DIRECTIVE ▸
Extract each line where the string "осуществляющих" shows up.
═════ SOURCE RECORDS
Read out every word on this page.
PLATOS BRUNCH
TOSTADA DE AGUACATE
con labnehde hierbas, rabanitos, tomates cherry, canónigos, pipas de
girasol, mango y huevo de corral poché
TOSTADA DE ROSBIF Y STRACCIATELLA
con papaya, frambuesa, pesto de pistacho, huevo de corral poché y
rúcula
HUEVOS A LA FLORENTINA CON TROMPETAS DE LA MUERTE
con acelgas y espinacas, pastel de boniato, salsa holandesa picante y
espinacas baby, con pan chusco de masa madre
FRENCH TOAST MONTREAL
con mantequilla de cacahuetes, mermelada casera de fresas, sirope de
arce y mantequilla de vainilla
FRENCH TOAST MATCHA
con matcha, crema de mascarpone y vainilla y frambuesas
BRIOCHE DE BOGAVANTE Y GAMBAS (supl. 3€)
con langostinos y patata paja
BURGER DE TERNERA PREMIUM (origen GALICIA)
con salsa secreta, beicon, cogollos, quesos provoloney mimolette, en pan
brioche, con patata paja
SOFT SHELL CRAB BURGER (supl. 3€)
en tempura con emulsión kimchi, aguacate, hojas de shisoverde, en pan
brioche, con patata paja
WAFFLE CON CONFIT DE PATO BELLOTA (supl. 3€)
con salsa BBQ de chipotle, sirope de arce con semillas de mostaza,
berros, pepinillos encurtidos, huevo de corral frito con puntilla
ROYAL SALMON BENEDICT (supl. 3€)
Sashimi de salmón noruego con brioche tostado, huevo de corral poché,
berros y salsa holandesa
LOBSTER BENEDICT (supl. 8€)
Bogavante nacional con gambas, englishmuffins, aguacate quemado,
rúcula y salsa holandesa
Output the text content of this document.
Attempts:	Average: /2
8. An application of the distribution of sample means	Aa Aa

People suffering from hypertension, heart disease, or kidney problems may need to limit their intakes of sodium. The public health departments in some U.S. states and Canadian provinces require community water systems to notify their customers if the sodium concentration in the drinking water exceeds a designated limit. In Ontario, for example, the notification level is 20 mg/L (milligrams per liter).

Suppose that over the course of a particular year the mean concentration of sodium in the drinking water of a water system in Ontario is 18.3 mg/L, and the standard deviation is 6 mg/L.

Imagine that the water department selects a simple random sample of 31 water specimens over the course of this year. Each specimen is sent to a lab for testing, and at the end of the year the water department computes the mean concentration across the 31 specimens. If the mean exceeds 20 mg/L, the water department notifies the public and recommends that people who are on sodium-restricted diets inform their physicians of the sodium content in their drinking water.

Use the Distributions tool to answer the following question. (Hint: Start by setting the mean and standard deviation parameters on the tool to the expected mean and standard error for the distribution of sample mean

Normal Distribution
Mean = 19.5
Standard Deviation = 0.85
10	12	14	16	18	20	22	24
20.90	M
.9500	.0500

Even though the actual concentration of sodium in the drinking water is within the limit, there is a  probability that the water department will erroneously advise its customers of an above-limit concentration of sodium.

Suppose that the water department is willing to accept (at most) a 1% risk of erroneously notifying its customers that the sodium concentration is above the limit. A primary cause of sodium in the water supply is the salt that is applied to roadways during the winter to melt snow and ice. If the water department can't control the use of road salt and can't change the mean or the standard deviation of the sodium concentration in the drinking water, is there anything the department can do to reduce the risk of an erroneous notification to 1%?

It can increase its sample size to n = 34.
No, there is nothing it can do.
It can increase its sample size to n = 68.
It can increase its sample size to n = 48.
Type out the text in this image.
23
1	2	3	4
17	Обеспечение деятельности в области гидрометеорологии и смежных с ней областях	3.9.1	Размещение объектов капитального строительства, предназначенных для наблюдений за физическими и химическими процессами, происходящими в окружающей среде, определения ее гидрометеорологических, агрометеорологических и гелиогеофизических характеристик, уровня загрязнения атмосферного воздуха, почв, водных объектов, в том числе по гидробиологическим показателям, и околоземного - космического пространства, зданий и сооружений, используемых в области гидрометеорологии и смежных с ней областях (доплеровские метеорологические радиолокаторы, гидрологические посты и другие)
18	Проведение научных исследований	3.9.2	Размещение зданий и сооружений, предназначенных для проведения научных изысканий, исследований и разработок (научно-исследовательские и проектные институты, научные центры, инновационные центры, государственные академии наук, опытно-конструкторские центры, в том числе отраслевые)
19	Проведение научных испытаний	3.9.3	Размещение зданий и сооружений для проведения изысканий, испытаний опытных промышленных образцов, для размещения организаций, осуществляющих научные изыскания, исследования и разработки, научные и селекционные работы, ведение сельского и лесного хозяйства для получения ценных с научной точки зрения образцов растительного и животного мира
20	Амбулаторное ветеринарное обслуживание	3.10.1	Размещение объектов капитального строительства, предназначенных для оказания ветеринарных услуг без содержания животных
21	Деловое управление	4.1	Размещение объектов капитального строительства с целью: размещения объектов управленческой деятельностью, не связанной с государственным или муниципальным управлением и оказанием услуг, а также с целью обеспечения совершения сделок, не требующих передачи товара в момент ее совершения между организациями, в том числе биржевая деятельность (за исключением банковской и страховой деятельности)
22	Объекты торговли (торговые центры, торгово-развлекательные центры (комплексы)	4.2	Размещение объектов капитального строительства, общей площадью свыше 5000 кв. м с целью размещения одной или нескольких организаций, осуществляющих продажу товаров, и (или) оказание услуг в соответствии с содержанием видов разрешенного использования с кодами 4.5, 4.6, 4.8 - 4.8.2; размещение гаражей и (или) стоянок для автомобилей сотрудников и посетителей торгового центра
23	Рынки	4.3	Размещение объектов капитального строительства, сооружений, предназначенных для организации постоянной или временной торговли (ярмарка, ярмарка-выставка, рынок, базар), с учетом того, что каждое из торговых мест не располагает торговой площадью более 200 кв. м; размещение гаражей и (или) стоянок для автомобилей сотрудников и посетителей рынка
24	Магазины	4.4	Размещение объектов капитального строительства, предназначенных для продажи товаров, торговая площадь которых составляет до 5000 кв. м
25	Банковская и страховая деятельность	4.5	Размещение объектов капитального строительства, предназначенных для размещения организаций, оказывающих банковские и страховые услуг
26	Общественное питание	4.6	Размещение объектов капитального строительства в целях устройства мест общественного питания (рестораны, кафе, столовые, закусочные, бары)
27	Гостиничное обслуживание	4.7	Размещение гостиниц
══════════
EXERCISE RESULT ▸
19	Проведение научных испытаний	3.9.3	Размещение зданий и сооружений для проведения изысканий, испытаний опытных промышленных образцов, для размещения организаций, осуществляющих научные изыскания, исследования и разработки, научные и селекционные работы, ведение сельского и лесного хозяйства для получения ценных с научной точки зрения образцов растительного и животного мира
22	Объекты торговли (торговые центры, торгово-развлекательные центры (комплексы)	4.2	Размещение объектов капитального строительства, общей площадью свыше 5000 кв. м с целью размещения одной или нескольких организаций, осуществляющих продажу товаров, и (или) оказание услуг в соответствии с содержанием видов разрешенного использования с кодами 4.5, 4.6, 4.8 - 4.8.2; размещение гаражей и (или) стоянок для автомобилей сотрудников и посетителей торгового центра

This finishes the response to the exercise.